Extracted records:
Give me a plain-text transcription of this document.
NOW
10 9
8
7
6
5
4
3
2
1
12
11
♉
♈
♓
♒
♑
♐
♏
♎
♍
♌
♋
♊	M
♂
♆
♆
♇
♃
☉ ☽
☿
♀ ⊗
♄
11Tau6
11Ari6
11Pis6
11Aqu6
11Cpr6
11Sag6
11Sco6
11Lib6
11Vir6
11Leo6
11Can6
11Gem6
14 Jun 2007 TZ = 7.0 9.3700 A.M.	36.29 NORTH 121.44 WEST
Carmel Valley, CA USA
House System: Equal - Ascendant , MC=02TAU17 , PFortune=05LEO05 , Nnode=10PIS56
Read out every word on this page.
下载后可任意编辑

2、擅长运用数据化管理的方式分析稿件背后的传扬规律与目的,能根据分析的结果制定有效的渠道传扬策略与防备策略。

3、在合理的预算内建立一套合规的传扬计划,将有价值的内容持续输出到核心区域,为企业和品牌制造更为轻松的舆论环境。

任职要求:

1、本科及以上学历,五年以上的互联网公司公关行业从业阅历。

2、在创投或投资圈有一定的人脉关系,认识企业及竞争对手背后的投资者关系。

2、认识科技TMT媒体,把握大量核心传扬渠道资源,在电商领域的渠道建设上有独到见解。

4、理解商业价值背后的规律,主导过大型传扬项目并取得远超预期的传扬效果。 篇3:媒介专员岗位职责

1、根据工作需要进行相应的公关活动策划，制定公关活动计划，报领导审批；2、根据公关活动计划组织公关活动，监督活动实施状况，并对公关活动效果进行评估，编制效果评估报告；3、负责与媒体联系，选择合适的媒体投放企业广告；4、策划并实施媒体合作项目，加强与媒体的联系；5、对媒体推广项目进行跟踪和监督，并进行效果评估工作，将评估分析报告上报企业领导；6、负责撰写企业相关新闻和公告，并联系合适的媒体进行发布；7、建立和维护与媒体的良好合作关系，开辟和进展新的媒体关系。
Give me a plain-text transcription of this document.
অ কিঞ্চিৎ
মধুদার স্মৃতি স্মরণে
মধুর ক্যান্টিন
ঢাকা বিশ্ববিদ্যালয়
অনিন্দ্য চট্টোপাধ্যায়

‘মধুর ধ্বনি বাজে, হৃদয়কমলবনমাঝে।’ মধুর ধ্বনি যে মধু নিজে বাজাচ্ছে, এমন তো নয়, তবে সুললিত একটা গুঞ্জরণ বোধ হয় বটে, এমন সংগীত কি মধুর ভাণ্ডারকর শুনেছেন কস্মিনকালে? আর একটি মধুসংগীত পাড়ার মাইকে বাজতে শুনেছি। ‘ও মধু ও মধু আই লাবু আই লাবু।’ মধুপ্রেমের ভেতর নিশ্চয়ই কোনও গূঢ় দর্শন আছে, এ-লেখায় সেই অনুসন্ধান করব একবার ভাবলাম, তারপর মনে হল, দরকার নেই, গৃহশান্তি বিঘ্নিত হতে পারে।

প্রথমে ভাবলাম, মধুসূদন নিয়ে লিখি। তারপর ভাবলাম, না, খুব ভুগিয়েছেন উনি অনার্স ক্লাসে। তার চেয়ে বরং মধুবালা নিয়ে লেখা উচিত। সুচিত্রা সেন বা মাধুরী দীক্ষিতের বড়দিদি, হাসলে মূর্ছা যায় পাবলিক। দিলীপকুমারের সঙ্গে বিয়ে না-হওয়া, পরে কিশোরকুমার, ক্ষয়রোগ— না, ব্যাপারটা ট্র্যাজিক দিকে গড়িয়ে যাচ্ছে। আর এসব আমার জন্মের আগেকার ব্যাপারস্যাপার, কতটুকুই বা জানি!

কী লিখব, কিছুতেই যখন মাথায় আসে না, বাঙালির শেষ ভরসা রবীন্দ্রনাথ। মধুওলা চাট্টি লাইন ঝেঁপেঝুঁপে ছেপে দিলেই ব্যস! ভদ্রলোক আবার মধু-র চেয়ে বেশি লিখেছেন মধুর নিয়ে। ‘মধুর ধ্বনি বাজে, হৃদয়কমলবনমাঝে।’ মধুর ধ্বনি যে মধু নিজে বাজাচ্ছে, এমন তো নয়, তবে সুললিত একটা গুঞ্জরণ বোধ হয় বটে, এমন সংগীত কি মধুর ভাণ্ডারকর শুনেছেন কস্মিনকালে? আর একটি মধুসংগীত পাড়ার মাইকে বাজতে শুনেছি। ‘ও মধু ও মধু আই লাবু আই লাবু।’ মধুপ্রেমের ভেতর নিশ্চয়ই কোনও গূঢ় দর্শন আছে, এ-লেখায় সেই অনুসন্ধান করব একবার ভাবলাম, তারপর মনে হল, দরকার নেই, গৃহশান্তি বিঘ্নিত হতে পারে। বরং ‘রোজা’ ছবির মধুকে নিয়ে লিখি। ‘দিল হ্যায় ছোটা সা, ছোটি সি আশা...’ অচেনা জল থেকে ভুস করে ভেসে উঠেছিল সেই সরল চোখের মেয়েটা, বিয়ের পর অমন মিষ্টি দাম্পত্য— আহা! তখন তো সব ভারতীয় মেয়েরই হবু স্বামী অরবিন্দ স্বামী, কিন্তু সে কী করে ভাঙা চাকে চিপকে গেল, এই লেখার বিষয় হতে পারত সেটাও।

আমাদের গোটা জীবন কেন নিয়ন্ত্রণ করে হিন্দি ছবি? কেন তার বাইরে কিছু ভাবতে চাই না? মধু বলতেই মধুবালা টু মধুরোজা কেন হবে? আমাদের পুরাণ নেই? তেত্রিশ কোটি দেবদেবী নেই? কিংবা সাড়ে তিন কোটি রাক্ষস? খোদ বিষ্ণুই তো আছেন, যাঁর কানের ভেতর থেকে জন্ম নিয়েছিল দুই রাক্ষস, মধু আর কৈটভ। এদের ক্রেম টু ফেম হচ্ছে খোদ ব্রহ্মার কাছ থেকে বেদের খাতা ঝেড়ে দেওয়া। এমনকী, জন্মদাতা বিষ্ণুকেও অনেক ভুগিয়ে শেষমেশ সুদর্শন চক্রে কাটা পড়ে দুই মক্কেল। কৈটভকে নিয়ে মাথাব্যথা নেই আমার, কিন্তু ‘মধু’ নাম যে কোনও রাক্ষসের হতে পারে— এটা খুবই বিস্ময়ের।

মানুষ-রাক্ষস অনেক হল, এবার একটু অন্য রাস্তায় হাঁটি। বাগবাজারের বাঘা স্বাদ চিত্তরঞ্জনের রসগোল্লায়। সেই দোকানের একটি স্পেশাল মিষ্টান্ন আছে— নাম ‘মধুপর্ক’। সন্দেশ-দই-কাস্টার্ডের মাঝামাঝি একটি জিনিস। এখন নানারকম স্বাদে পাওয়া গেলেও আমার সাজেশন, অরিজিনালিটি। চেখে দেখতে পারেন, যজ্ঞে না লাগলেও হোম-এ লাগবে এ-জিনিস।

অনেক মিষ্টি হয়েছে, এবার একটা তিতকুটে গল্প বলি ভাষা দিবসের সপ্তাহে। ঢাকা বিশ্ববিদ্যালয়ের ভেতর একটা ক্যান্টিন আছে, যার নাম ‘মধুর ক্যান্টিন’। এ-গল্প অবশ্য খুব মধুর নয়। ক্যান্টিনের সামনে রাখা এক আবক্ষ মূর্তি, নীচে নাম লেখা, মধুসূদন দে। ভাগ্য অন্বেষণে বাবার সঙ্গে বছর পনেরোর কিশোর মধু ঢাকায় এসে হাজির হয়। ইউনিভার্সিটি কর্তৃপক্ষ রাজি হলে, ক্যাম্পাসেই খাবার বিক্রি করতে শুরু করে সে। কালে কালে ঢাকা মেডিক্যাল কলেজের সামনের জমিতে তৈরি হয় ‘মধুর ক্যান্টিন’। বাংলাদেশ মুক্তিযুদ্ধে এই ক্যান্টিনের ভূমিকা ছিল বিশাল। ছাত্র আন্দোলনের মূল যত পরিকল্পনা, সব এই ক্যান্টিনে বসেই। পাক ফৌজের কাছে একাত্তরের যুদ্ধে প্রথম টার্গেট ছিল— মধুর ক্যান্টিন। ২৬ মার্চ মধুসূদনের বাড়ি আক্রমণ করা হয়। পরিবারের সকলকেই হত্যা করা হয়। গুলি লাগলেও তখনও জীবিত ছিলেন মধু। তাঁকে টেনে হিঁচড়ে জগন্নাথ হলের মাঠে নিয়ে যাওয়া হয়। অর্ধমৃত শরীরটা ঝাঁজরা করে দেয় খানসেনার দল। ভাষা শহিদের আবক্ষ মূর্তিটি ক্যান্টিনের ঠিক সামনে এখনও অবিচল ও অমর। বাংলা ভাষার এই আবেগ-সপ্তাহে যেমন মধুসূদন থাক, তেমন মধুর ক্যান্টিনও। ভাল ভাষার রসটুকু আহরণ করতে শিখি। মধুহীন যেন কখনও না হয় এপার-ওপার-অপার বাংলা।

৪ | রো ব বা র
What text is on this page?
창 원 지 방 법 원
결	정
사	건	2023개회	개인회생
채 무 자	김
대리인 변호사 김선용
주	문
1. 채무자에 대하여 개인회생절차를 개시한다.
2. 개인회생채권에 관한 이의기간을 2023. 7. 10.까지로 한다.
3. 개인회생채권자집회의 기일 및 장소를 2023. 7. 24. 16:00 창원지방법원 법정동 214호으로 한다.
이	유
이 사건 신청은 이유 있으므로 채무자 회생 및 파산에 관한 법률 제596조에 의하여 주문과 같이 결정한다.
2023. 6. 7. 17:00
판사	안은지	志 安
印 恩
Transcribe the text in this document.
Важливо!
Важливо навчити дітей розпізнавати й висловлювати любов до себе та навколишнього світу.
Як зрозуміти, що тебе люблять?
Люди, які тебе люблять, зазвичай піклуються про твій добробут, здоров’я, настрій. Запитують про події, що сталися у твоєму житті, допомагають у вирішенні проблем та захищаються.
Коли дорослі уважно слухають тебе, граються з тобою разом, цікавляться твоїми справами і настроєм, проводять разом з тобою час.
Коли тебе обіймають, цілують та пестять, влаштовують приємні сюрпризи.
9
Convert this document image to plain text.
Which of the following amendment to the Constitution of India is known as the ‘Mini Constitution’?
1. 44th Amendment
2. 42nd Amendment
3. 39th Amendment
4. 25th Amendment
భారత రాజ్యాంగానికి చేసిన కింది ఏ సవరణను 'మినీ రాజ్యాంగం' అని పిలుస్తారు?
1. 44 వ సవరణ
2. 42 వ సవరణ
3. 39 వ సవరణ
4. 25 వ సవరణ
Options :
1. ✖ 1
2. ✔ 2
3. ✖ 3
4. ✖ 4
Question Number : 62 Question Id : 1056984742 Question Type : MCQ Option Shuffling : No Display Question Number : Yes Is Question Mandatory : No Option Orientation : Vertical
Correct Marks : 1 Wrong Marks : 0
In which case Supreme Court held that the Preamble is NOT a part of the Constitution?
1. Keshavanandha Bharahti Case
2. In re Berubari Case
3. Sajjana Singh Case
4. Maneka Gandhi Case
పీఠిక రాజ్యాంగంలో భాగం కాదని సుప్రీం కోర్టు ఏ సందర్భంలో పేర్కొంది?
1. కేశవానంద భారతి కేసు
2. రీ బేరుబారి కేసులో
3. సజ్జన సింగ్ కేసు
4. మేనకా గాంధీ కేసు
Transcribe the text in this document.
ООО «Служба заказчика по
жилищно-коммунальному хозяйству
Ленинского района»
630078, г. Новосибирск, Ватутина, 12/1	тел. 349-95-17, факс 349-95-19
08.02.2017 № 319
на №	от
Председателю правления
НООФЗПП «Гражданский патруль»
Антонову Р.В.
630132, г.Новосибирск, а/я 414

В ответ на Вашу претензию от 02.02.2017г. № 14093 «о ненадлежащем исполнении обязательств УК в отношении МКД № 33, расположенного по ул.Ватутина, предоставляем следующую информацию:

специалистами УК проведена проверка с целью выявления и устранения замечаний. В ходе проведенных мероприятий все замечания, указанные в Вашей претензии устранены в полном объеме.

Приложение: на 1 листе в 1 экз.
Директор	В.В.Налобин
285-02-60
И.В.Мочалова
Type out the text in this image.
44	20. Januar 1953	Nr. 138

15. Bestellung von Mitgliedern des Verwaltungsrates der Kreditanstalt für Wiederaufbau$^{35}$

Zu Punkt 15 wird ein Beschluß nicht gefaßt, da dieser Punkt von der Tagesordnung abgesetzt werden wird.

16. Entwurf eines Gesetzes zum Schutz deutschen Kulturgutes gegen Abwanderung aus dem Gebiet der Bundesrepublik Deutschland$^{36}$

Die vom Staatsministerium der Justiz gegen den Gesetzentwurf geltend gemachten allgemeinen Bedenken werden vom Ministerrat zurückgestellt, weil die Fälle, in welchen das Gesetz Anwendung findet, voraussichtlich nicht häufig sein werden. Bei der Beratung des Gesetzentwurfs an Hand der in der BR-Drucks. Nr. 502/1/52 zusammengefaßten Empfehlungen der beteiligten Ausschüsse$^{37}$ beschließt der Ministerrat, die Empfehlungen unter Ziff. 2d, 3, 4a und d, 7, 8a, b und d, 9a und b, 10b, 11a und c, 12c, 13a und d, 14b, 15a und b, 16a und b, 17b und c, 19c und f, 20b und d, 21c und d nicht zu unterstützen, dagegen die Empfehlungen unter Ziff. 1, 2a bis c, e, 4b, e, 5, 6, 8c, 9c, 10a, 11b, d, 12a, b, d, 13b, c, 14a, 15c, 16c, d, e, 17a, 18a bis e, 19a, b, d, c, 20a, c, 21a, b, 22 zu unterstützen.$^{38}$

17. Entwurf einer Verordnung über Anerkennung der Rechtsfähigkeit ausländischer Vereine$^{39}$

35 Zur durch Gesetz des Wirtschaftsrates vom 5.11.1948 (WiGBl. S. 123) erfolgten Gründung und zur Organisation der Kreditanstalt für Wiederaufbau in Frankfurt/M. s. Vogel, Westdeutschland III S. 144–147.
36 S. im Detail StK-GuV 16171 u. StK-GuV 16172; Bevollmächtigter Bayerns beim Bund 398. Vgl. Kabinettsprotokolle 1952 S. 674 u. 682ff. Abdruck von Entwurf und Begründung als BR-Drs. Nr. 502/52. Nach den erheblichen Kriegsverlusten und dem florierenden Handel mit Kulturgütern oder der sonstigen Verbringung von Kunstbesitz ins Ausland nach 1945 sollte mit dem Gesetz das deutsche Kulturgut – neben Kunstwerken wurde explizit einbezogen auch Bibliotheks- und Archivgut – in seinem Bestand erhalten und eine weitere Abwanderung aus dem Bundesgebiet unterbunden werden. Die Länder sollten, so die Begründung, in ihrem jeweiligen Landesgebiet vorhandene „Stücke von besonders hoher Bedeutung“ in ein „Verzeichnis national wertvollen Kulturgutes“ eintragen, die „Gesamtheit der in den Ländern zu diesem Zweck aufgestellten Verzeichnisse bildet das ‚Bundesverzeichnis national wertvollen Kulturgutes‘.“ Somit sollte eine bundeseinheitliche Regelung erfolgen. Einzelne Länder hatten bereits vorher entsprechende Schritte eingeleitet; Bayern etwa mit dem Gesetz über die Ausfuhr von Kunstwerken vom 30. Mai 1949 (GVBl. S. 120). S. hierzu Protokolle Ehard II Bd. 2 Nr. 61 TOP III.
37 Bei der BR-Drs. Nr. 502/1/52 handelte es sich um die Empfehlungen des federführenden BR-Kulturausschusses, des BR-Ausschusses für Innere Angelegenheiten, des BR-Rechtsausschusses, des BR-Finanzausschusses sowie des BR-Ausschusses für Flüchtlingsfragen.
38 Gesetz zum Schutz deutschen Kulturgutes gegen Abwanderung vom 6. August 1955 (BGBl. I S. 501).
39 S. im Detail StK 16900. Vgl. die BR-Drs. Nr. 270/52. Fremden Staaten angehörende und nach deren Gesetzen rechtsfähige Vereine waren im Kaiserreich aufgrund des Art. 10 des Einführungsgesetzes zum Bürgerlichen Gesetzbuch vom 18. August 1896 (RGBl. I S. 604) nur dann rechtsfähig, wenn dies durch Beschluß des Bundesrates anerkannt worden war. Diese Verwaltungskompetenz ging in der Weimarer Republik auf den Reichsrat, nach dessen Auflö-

* _Short task_
Return all lines with the word "тебе" in them.

* _The reply_
Як зрозуміти, що тебе люблять?
Люди, які тебе люблять, зазвичай піклуються про твій добробут, здоров’я, настрій. Запитують про події, що сталися у твоєму житті, допомагають у вирішенні проблем та захищаються.
Коли дорослі уважно слухають тебе, граються з тобою разом, цікавляться твоїми справами і настроєм, проводять разом з тобою час.
Коли тебе обіймають, цілують та пестять, влаштовують приємні сюрпризи.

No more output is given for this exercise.